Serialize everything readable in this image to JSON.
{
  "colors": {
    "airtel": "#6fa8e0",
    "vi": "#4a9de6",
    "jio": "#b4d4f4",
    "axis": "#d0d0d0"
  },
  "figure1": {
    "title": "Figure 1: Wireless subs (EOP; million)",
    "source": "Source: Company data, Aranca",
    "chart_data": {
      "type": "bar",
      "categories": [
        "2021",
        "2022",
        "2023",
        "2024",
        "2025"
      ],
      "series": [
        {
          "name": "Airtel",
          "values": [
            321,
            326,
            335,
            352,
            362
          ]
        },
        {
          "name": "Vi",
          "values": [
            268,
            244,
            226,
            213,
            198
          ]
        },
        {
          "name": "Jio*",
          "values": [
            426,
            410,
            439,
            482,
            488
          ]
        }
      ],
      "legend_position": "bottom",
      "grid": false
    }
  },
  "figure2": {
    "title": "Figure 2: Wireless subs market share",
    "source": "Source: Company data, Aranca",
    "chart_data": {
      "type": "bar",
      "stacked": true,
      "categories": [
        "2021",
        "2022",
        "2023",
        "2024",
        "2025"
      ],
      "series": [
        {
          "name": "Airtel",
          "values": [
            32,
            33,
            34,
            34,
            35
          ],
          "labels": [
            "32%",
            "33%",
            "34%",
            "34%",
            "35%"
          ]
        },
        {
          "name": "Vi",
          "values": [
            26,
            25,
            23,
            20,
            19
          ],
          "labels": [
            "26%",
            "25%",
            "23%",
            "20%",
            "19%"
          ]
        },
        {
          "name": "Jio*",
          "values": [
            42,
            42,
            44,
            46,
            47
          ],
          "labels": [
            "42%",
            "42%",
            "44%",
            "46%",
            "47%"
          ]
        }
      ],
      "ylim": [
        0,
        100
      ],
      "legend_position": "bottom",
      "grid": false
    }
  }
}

________________________

▸ **WORK TO COMPLETE**
Print the listing above in full, exactly as it is.

▸ **WRITTEN ANSWER**
Serialize everything readable in this image to JSON.
{
  "colors": {
    "airtel": "#6fa8e0",
    "vi": "#4a9de6",
    "jio": "#b4d4f4",
    "axis": "#d0d0d0"
  },
  "figure1": {
    "title": "Figure 1: Wireless subs (EOP; million)",
    "source": "Source: Company data, Aranca",
    "chart_data": {
      "type": "bar",
      "categories": [
        "2021",
        "2022",
        "2023",
        "2024",
        "2025"
      ],
      "series": [
        {
          "name": "Airtel",
          "values": [
            321,
            326,
            335,
            352,
            362
          ]
        },
        {
          "name": "Vi",
          "values": [
            268,
            244,
            226,
            213,
            198
          ]
        },
        {
          "name": "Jio*",
          "values": [
            426,
            410,
            439,
            482,
            488
          ]
        }
      ],
      "legend_position": "bottom",
      "grid": false
    }
  },
  "figure2": {
    "title": "Figure 2: Wireless subs market share",
    "source": "Source: Company data, Aranca",
    "chart_data": {
      "type": "bar",
      "stacked": true,
      "categories": [
        "2021",
        "2022",
        "2023",
        "2024",
        "2025"
      ],
      "series": [
        {
          "name": "Airtel",
          "values": [
            32,
            33,
            34,
            34,
            35
          ],
          "labels": [
            "32%",
            "33%",
            "34%",
            "34%",
            "35%"
          ]
        },
        {
          "name": "Vi",
          "values": [
            26,
            25,
            23,
            20,
            19
          ],
          "labels": [
            "26%",
            "25%",
            "23%",
            "20%",
            "19%"
          ]
        },
        {
          "name": "Jio*",
          "values": [
            42,
            42,
            44,
            46,
            47
          ],
          "labels": [
            "42%",
            "42%",
            "44%",
            "46%",
            "47%"
          ]
        }
      ],
      "ylim": [
        0,
        100
      ],
      "legend_position": "bottom",
      "grid": false
    }
  }
}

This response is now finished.